**Problem details:** Write the number of lines holding the word "icon", and nothing else.

Dataset records
"""

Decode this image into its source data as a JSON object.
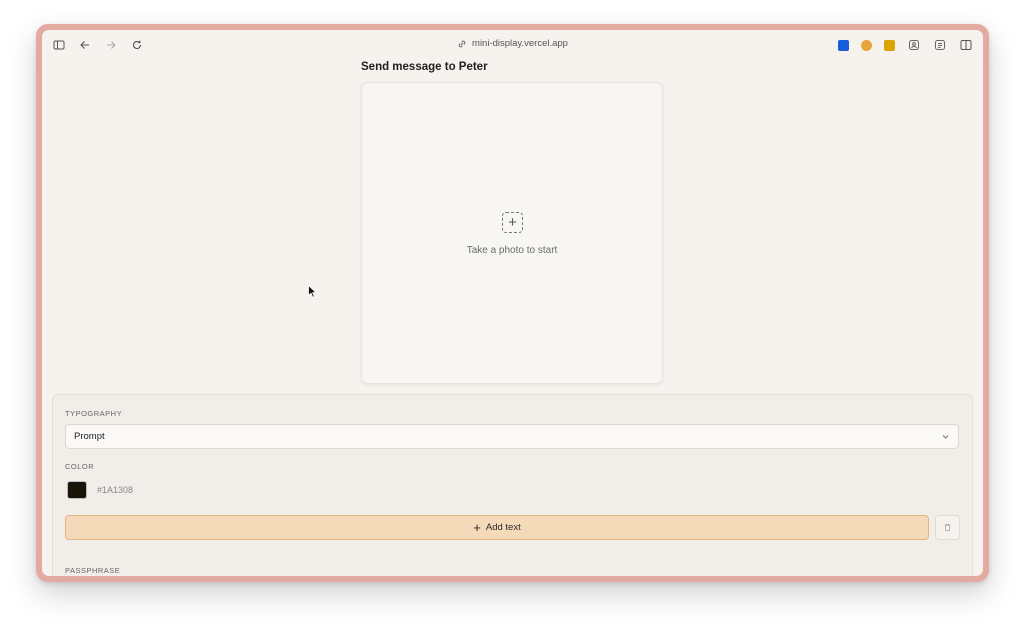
{
  "browser": {
    "url": "mini-display.vercel.app",
    "extensions": [
      {
        "name": "bitwarden-icon",
        "color": "#175ddc"
      },
      {
        "name": "extension-2-icon",
        "color": "#e8a53a"
      },
      {
        "name": "extension-3-icon",
        "color": "#d9a400"
      },
      {
        "name": "reader-icon",
        "color": "#666666"
      },
      {
        "name": "notes-icon",
        "color": "#666666"
      },
      {
        "name": "split-view-icon",
        "color": "#666666"
      }
    ]
  },
  "page": {
    "title": "Send message to Peter",
    "photo_hint": "Take a photo to start"
  },
  "typography": {
    "label": "TYPOGRAPHY",
    "selected": "Prompt"
  },
  "color": {
    "label": "COLOR",
    "value": "#1A1308"
  },
  "actions": {
    "add_text_label": "Add text"
  },
  "passphrase": {
    "label": "PASSPHRASE"
  },
  "theme": {
    "frame": "#e3aaa2",
    "background": "#f6f3ef",
    "accent": "#f4dab8",
    "accent_border": "#e6b680"
  }
}
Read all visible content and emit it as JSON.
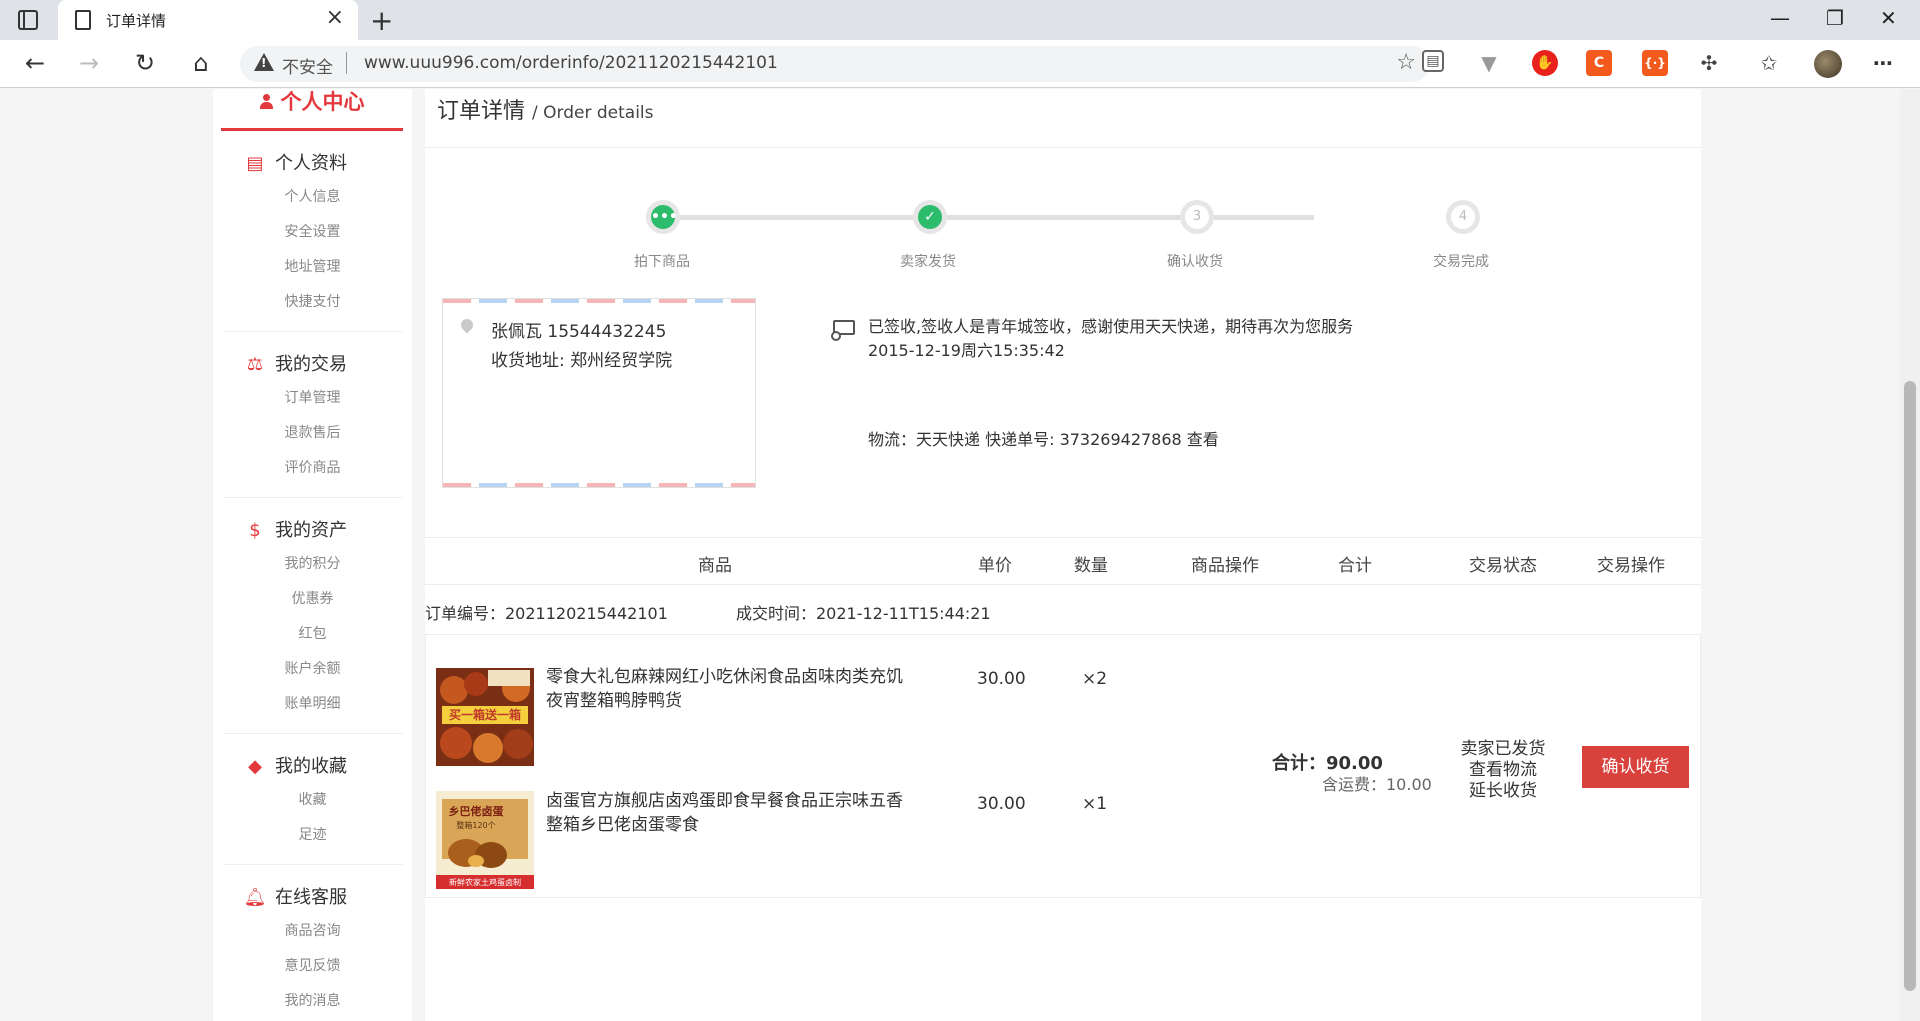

"""

**Solution for this task:** 6